*** AVAILABLE RECORDS ***

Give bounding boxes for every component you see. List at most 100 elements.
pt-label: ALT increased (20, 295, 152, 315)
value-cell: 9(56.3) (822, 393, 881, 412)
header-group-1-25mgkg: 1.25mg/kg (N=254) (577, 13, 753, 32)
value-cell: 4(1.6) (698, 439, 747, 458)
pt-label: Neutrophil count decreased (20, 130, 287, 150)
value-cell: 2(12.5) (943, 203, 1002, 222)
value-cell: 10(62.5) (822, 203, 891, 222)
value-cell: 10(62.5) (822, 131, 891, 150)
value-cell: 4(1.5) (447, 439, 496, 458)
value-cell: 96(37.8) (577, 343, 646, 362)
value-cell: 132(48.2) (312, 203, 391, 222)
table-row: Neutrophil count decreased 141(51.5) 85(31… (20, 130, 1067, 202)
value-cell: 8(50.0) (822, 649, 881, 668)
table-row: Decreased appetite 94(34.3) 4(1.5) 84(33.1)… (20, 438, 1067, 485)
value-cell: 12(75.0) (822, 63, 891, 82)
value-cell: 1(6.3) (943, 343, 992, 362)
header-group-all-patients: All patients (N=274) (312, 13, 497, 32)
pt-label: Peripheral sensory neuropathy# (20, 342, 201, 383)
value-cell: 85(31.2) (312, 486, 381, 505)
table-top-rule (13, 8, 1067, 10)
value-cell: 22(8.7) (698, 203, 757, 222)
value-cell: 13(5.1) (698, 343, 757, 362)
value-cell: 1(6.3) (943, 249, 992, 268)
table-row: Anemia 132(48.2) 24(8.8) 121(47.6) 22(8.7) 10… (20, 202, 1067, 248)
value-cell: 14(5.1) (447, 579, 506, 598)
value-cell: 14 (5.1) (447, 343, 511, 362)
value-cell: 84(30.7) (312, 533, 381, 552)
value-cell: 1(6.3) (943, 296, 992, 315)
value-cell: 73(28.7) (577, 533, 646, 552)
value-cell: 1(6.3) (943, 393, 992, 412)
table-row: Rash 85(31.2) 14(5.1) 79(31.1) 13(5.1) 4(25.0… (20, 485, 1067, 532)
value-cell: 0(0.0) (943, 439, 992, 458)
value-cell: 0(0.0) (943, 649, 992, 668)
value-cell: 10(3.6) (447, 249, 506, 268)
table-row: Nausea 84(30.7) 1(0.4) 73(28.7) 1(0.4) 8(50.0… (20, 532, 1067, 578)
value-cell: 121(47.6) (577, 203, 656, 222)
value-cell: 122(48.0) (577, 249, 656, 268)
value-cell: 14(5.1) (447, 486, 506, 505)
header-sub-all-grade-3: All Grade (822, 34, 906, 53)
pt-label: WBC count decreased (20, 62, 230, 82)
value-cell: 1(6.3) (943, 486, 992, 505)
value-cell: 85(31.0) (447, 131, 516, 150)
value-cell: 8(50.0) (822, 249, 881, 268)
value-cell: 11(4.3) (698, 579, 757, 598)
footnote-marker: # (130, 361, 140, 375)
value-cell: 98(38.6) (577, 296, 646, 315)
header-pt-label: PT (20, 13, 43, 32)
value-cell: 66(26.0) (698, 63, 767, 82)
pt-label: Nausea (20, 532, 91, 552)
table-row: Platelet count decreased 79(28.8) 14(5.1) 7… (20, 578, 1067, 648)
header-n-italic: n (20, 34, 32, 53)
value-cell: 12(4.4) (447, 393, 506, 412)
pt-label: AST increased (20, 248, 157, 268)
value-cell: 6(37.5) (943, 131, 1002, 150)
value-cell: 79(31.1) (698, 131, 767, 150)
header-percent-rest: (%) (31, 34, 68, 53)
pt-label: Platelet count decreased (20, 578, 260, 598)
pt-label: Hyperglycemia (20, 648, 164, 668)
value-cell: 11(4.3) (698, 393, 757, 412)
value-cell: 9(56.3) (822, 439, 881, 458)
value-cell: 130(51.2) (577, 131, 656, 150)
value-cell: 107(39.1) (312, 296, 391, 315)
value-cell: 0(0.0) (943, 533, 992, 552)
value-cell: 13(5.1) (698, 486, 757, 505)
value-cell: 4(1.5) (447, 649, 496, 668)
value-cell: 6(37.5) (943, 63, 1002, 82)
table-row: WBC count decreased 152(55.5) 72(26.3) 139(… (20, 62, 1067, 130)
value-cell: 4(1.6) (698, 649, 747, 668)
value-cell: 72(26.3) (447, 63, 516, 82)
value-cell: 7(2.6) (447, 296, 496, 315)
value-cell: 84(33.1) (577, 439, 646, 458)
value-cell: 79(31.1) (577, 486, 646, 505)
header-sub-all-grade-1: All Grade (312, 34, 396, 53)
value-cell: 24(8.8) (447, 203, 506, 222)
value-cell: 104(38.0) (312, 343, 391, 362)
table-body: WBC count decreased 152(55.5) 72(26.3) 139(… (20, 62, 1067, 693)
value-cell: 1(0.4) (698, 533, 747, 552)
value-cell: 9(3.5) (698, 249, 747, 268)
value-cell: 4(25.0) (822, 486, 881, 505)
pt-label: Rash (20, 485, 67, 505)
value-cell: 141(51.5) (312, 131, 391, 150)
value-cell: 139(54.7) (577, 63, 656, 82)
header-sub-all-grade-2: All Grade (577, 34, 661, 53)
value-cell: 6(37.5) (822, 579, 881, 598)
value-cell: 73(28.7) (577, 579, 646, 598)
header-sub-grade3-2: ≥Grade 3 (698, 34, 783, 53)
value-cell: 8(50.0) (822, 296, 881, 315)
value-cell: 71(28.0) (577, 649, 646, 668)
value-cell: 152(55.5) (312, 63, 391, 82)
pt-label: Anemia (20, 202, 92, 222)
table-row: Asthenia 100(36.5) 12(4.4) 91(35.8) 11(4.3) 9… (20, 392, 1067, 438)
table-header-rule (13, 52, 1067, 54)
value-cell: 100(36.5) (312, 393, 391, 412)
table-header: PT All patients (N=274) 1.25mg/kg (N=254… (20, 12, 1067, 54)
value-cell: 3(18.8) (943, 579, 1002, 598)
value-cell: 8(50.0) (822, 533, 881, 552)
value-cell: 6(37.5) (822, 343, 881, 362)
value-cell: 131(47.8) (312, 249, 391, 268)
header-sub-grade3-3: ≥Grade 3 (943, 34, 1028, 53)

*** End of AVAILABLE RECORDS ***

ASSIGNMENT ▸
Retype each record above so that every word stays exactly the same.

TASK SOLUTION ▸
Give bounding boxes for every component you see. List at most 100 elements.
pt-label: ALT increased (20, 295, 152, 315)
value-cell: 9(56.3) (822, 393, 881, 412)
header-group-1-25mgkg: 1.25mg/kg (N=254) (577, 13, 753, 32)
value-cell: 4(1.6) (698, 439, 747, 458)
pt-label: Neutrophil count decreased (20, 130, 287, 150)
value-cell: 2(12.5) (943, 203, 1002, 222)
value-cell: 10(62.5) (822, 203, 891, 222)
value-cell: 10(62.5) (822, 131, 891, 150)
value-cell: 4(1.5) (447, 439, 496, 458)
value-cell: 96(37.8) (577, 343, 646, 362)
value-cell: 132(48.2) (312, 203, 391, 222)
table-row: Neutrophil count decreased 141(51.5) 85(31… (20, 130, 1067, 202)
value-cell: 8(50.0) (822, 649, 881, 668)
table-row: Decreased appetite 94(34.3) 4(1.5) 84(33.1)… (20, 438, 1067, 485)
value-cell: 12(75.0) (822, 63, 891, 82)
value-cell: 1(6.3) (943, 343, 992, 362)
header-group-all-patients: All patients (N=274) (312, 13, 497, 32)
pt-label: Peripheral sensory neuropathy# (20, 342, 201, 383)
value-cell: 85(31.2) (312, 486, 381, 505)
table-top-rule (13, 8, 1067, 10)
value-cell: 22(8.7) (698, 203, 757, 222)
value-cell: 13(5.1) (698, 343, 757, 362)
value-cell: 1(6.3) (943, 249, 992, 268)
table-row: Anemia 132(48.2) 24(8.8) 121(47.6) 22(8.7) 10… (20, 202, 1067, 248)
value-cell: 14(5.1) (447, 579, 506, 598)
value-cell: 14 (5.1) (447, 343, 511, 362)
value-cell: 84(30.7) (312, 533, 381, 552)
value-cell: 1(6.3) (943, 296, 992, 315)
value-cell: 73(28.7) (577, 533, 646, 552)
value-cell: 1(6.3) (943, 393, 992, 412)
table-row: Rash 85(31.2) 14(5.1) 79(31.1) 13(5.1) 4(25.0… (20, 485, 1067, 532)
value-cell: 0(0.0) (943, 439, 992, 458)
value-cell: 0(0.0) (943, 649, 992, 668)
value-cell: 10(3.6) (447, 249, 506, 268)
table-row: Nausea 84(30.7) 1(0.4) 73(28.7) 1(0.4) 8(50.0… (20, 532, 1067, 578)
value-cell: 121(47.6) (577, 203, 656, 222)
value-cell: 122(48.0) (577, 249, 656, 268)
value-cell: 14(5.1) (447, 486, 506, 505)
header-sub-all-grade-3: All Grade (822, 34, 906, 53)
pt-label: WBC count decreased (20, 62, 230, 82)
value-cell: 1(6.3) (943, 486, 992, 505)
value-cell: 85(31.0) (447, 131, 516, 150)
value-cell: 8(50.0) (822, 249, 881, 268)
value-cell: 11(4.3) (698, 579, 757, 598)
footnote-marker: # (130, 361, 140, 375)
value-cell: 98(38.6) (577, 296, 646, 315)
header-pt-label: PT (20, 13, 43, 32)
value-cell: 66(26.0) (698, 63, 767, 82)
pt-label: Nausea (20, 532, 91, 552)
table-row: Platelet count decreased 79(28.8) 14(5.1) 7… (20, 578, 1067, 648)
header-n-italic: n (20, 34, 32, 53)
value-cell: 12(4.4) (447, 393, 506, 412)
pt-label: AST increased (20, 248, 157, 268)
value-cell: 6(37.5) (943, 131, 1002, 150)
value-cell: 79(31.1) (698, 131, 767, 150)
header-percent-rest: (%) (31, 34, 68, 53)
pt-label: Platelet count decreased (20, 578, 260, 598)
pt-label: Hyperglycemia (20, 648, 164, 668)
value-cell: 11(4.3) (698, 393, 757, 412)
value-cell: 9(56.3) (822, 439, 881, 458)
value-cell: 130(51.2) (577, 131, 656, 150)
value-cell: 107(39.1) (312, 296, 391, 315)
value-cell: 0(0.0) (943, 533, 992, 552)
value-cell: 13(5.1) (698, 486, 757, 505)
value-cell: 4(1.5) (447, 649, 496, 668)
value-cell: 6(37.5) (943, 63, 1002, 82)
table-row: WBC count decreased 152(55.5) 72(26.3) 139(… (20, 62, 1067, 130)
value-cell: 4(1.6) (698, 649, 747, 668)
value-cell: 72(26.3) (447, 63, 516, 82)
value-cell: 7(2.6) (447, 296, 496, 315)
value-cell: 84(33.1) (577, 439, 646, 458)
value-cell: 79(31.1) (577, 486, 646, 505)
header-sub-all-grade-1: All Grade (312, 34, 396, 53)
value-cell: 24(8.8) (447, 203, 506, 222)
value-cell: 104(38.0) (312, 343, 391, 362)
table-body: WBC count decreased 152(55.5) 72(26.3) 139(… (20, 62, 1067, 693)
value-cell: 1(0.4) (698, 533, 747, 552)
value-cell: 9(3.5) (698, 249, 747, 268)
value-cell: 4(25.0) (822, 486, 881, 505)
pt-label: Rash (20, 485, 67, 505)
value-cell: 141(51.5) (312, 131, 391, 150)
value-cell: 139(54.7) (577, 63, 656, 82)
header-sub-all-grade-2: All Grade (577, 34, 661, 53)
value-cell: 6(37.5) (822, 579, 881, 598)
value-cell: 73(28.7) (577, 579, 646, 598)
header-sub-grade3-2: ≥Grade 3 (698, 34, 783, 53)
value-cell: 8(50.0) (822, 296, 881, 315)
value-cell: 71(28.0) (577, 649, 646, 668)
value-cell: 152(55.5) (312, 63, 391, 82)
pt-label: Anemia (20, 202, 92, 222)
table-row: Asthenia 100(36.5) 12(4.4) 91(35.8) 11(4.3) 9… (20, 392, 1067, 438)
table-header-rule (13, 52, 1067, 54)
value-cell: 100(36.5) (312, 393, 391, 412)
table-header: PT All patients (N=274) 1.25mg/kg (N=254… (20, 12, 1067, 54)
value-cell: 3(18.8) (943, 579, 1002, 598)
value-cell: 8(50.0) (822, 533, 881, 552)
value-cell: 6(37.5) (822, 343, 881, 362)
value-cell: 131(47.8) (312, 249, 391, 268)
header-sub-grade3-3: ≥Grade 3 (943, 34, 1028, 53)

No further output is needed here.